* What is required *
Set out each line from the following listing that includes the word "bahramradan".

* Information provided *
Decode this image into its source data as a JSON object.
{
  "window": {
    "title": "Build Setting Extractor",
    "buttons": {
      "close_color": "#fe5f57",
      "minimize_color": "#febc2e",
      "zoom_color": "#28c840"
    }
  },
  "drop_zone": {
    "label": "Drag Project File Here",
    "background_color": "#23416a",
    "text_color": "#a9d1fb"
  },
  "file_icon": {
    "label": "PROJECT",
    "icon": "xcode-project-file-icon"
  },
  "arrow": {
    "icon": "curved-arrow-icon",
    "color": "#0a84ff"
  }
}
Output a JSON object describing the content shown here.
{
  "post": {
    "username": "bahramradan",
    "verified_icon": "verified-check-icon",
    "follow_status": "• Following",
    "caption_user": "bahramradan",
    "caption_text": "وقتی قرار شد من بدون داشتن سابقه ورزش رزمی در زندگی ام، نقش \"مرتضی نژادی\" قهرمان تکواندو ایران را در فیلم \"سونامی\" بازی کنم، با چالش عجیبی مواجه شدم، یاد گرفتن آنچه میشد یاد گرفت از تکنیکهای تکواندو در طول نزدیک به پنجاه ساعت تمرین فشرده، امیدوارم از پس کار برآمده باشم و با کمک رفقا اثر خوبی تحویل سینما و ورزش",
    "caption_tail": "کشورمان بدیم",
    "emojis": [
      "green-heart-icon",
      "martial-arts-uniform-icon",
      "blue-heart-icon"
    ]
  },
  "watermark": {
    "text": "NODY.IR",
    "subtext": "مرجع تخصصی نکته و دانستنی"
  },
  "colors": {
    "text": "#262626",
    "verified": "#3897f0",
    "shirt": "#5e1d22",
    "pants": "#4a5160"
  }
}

* Exercise response *
    "username": "bahramradan",
    "caption_user": "bahramradan",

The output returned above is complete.